- Exercise directions:
Extract all lines that hold "orange" from the records below.

- Information provided:
>>>>

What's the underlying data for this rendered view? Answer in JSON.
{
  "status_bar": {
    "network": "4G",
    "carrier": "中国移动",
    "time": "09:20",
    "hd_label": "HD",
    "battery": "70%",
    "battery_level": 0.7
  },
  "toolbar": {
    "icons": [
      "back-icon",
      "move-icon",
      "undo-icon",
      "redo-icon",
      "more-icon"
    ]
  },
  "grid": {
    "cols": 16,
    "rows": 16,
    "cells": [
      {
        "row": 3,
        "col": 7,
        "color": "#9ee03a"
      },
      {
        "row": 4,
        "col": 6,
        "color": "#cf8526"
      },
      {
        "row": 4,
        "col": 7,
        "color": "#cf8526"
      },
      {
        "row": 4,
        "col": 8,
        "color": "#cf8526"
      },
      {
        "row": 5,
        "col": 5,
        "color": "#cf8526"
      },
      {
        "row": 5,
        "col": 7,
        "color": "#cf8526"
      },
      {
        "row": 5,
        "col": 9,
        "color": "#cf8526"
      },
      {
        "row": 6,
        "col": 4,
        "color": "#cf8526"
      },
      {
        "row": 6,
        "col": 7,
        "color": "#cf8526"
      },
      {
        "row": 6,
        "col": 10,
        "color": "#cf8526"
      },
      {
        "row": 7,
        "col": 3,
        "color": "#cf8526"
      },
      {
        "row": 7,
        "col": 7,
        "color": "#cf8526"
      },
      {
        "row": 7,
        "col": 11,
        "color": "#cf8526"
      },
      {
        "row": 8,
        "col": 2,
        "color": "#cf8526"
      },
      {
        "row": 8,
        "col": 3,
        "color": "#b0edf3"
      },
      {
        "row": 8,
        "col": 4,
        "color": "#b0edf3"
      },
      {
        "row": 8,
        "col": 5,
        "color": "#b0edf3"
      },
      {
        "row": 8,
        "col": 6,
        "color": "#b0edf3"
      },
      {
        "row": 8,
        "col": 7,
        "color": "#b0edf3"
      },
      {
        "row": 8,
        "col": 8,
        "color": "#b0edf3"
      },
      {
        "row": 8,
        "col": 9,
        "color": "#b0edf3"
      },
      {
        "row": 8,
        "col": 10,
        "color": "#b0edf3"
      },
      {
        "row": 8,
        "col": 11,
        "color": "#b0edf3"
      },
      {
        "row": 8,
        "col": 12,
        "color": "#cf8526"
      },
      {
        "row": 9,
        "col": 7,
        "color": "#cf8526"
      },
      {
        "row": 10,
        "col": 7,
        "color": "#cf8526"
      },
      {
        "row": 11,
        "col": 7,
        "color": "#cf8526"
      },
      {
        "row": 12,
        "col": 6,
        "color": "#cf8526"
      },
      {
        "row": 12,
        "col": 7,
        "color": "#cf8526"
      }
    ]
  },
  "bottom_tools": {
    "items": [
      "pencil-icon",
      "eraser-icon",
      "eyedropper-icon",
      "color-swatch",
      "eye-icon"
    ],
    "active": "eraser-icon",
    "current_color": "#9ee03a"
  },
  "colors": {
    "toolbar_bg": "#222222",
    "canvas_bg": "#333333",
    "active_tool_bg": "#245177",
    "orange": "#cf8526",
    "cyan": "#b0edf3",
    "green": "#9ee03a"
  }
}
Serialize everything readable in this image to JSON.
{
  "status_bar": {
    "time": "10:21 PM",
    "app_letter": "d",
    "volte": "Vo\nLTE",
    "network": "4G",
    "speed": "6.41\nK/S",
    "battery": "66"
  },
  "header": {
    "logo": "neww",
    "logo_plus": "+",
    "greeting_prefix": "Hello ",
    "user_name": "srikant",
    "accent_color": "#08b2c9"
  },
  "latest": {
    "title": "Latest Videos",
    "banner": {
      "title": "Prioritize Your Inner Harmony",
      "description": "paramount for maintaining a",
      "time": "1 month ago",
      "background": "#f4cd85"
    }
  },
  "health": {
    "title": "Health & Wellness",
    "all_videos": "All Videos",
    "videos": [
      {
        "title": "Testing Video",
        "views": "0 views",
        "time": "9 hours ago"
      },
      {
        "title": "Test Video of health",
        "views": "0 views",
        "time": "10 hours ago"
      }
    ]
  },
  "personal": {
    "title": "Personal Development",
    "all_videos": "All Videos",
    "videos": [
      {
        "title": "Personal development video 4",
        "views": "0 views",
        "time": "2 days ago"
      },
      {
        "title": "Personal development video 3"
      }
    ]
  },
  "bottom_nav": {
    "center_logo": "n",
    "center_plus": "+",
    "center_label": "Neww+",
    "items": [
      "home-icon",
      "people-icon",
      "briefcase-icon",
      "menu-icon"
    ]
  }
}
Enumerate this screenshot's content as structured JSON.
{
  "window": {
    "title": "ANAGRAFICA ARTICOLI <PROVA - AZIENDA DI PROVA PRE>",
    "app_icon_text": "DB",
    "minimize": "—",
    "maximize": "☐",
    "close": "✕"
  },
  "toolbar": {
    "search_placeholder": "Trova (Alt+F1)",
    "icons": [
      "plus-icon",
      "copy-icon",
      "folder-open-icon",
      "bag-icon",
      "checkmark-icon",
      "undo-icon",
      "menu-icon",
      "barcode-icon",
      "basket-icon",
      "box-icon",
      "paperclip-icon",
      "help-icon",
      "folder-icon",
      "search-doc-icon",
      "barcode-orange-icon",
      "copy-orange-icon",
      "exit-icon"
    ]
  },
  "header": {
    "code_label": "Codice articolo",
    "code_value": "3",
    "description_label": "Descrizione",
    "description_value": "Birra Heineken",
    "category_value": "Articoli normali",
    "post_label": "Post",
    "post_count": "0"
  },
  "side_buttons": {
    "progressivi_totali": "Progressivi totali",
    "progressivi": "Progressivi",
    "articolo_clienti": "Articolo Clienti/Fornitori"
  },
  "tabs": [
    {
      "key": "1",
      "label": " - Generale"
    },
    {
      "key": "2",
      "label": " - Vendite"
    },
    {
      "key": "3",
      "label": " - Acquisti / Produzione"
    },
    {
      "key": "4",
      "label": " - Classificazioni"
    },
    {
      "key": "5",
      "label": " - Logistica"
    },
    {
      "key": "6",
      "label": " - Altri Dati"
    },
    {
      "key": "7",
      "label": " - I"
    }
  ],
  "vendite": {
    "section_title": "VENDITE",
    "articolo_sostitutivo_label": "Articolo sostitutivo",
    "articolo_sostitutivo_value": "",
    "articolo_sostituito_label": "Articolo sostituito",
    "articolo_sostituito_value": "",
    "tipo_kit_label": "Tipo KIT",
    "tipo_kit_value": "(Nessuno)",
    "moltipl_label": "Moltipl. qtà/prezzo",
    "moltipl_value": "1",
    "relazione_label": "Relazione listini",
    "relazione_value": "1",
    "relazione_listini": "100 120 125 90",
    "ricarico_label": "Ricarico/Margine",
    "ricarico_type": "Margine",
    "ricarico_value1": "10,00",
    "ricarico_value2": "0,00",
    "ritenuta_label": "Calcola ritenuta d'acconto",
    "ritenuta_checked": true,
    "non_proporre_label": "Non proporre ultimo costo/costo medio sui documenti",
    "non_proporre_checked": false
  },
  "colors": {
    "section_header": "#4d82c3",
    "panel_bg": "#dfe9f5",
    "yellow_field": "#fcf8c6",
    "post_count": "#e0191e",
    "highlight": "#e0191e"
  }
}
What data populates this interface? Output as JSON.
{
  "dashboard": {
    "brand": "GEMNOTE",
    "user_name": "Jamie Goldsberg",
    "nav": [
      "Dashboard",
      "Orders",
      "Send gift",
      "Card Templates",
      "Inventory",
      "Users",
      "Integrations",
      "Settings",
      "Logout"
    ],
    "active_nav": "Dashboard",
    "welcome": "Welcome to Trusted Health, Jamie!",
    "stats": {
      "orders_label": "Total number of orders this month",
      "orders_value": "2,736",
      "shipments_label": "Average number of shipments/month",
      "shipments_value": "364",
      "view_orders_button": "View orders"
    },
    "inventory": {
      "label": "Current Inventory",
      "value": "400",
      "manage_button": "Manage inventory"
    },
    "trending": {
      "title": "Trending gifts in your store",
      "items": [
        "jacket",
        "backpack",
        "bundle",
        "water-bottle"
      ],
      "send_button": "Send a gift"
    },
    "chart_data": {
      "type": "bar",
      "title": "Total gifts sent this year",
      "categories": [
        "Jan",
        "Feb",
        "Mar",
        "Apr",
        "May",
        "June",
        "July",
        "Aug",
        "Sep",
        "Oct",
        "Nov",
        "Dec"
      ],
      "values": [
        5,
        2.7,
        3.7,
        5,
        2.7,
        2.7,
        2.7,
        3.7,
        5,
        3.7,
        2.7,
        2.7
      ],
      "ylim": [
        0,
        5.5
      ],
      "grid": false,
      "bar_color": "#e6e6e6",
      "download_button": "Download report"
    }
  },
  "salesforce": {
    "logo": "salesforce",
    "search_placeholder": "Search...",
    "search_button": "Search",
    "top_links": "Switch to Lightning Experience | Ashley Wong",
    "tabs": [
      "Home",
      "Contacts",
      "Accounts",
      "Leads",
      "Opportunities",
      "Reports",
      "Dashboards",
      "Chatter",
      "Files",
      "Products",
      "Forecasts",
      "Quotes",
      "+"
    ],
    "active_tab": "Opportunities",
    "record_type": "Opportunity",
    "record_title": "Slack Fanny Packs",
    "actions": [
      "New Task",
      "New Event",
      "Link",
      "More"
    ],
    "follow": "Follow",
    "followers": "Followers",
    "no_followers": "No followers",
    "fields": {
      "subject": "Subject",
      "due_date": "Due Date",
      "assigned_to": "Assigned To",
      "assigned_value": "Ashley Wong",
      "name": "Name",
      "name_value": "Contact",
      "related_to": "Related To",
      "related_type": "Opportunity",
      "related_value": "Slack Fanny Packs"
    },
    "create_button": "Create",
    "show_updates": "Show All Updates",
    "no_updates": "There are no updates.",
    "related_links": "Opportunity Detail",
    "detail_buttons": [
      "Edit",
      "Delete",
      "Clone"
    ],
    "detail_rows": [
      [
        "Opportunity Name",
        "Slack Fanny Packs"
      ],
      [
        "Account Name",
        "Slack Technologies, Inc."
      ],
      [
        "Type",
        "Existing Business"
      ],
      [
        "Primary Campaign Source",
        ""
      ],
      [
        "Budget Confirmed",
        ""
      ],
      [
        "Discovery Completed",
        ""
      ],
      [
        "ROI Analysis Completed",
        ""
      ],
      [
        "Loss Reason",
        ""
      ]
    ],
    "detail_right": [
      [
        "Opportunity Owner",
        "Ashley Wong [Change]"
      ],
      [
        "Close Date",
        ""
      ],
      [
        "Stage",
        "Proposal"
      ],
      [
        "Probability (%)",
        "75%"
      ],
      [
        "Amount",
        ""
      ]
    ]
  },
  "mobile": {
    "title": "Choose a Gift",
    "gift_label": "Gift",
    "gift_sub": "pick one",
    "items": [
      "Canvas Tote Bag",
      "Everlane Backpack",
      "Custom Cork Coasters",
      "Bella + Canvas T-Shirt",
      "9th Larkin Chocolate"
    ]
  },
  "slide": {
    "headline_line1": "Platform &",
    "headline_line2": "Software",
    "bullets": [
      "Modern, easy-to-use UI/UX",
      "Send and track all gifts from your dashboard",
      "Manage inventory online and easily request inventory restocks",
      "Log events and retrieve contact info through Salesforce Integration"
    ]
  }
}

<<<<

- Response for this exercise:
    "orange": "#cf8526",
      "barcode-orange-icon",
      "copy-orange-icon",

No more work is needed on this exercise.